*Work required*:
Exclude the pictures and reproduce the remaining data exactly as written.

○ ○ ○ ○ ○

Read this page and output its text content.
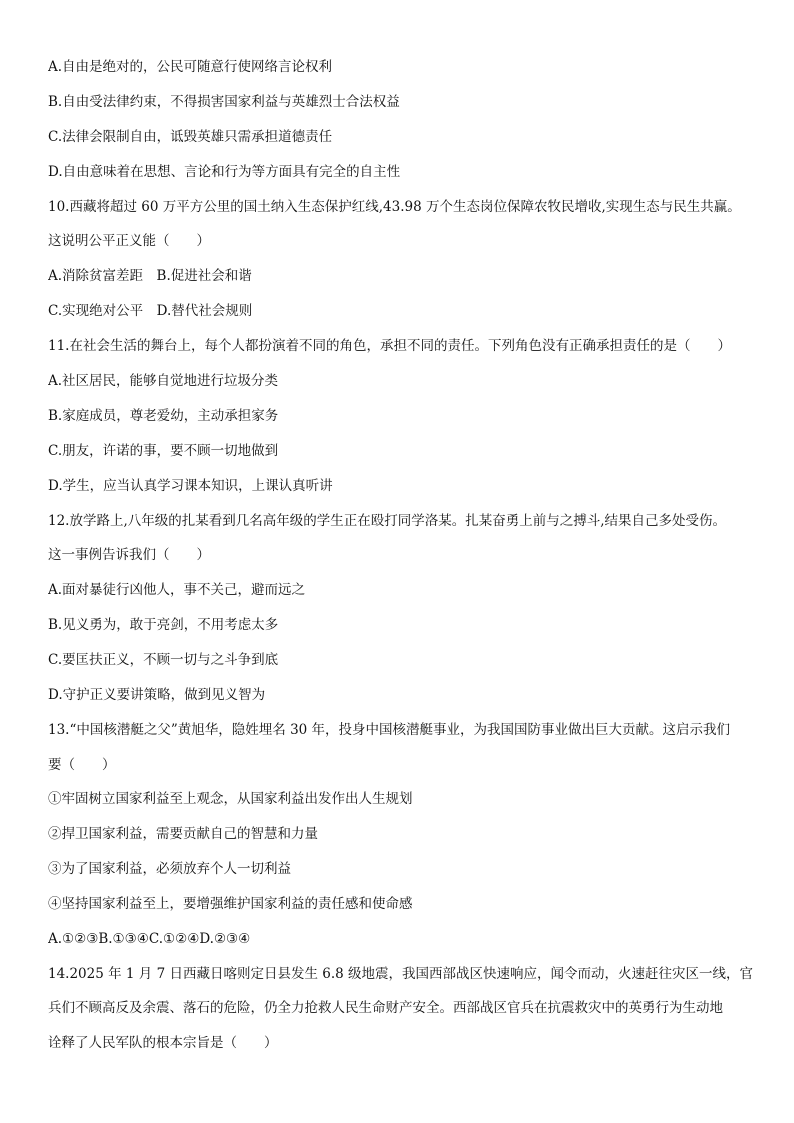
A.自由是绝对的，公民可随意行使网络言论权利
B.自由受法律约束，不得损害国家利益与英雄烈士合法权益
C.法律会限制自由，诋毁英雄只需承担道德责任
D.自由意味着在思想、言论和行为等方面具有完全的自主性
10.西藏将超过 60 万平方公里的国土纳入生态保护红线,43.98 万个生态岗位保障农牧民增收,实现生态与民生共赢。
这说明公平正义能（　　）
A.消除贫富差距　B.促进社会和谐
C.实现绝对公平　D.替代社会规则
11.在社会生活的舞台上，每个人都扮演着不同的角色，承担不同的责任。下列角色没有正确承担责任的是（　　）
A.社区居民，能够自觉地进行垃圾分类
B.家庭成员，尊老爱幼，主动承担家务
C.朋友，许诺的事，要不顾一切地做到
D.学生，应当认真学习课本知识，上课认真听讲
12.放学路上,八年级的扎某看到几名高年级的学生正在殴打同学洛某。扎某奋勇上前与之搏斗,结果自己多处受伤。
这一事例告诉我们（　　）
A.面对暴徒行凶他人，事不关己，避而远之
B.见义勇为，敢于亮剑，不用考虑太多
C.要匡扶正义，不顾一切与之斗争到底
D.守护正义要讲策略，做到见义智为
13.“中国核潜艇之父”黄旭华，隐姓埋名 30 年，投身中国核潜艇事业，为我国国防事业做出巨大贡献。这启示我们
要（　　）
①牢固树立国家利益至上观念，从国家利益出发作出人生规划
②捍卫国家利益，需要贡献自己的智慧和力量
③为了国家利益，必须放弃个人一切利益
④坚持国家利益至上，要增强维护国家利益的责任感和使命感
A.①②③B.①③④C.①②④D.②③④
14.2025 年 1 月 7 日西藏日喀则定日县发生 6.8 级地震，我国西部战区快速响应，闻令而动，火速赶往灾区一线，官
兵们不顾高反及余震、落石的危险，仍全力抢救人民生命财产安全。西部战区官兵在抗震救灾中的英勇行为生动地
诠释了人民军队的根本宗旨是（　　）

○ ○ ○ ○ ○

*Task answer*:
Read this page and output its text content.
A.自由是绝对的，公民可随意行使网络言论权利
B.自由受法律约束，不得损害国家利益与英雄烈士合法权益
C.法律会限制自由，诋毁英雄只需承担道德责任
D.自由意味着在思想、言论和行为等方面具有完全的自主性
10.西藏将超过 60 万平方公里的国土纳入生态保护红线,43.98 万个生态岗位保障农牧民增收,实现生态与民生共赢。
这说明公平正义能（　　）
A.消除贫富差距　B.促进社会和谐
C.实现绝对公平　D.替代社会规则
11.在社会生活的舞台上，每个人都扮演着不同的角色，承担不同的责任。下列角色没有正确承担责任的是（　　）
A.社区居民，能够自觉地进行垃圾分类
B.家庭成员，尊老爱幼，主动承担家务
C.朋友，许诺的事，要不顾一切地做到
D.学生，应当认真学习课本知识，上课认真听讲
12.放学路上,八年级的扎某看到几名高年级的学生正在殴打同学洛某。扎某奋勇上前与之搏斗,结果自己多处受伤。
这一事例告诉我们（　　）
A.面对暴徒行凶他人，事不关己，避而远之
B.见义勇为，敢于亮剑，不用考虑太多
C.要匡扶正义，不顾一切与之斗争到底
D.守护正义要讲策略，做到见义智为
13.“中国核潜艇之父”黄旭华，隐姓埋名 30 年，投身中国核潜艇事业，为我国国防事业做出巨大贡献。这启示我们
要（　　）
①牢固树立国家利益至上观念，从国家利益出发作出人生规划
②捍卫国家利益，需要贡献自己的智慧和力量
③为了国家利益，必须放弃个人一切利益
④坚持国家利益至上，要增强维护国家利益的责任感和使命感
A.①②③B.①③④C.①②④D.②③④
14.2025 年 1 月 7 日西藏日喀则定日县发生 6.8 级地震，我国西部战区快速响应，闻令而动，火速赶往灾区一线，官
兵们不顾高反及余震、落石的危险，仍全力抢救人民生命财产安全。西部战区官兵在抗震救灾中的英勇行为生动地
诠释了人民军队的根本宗旨是（　　）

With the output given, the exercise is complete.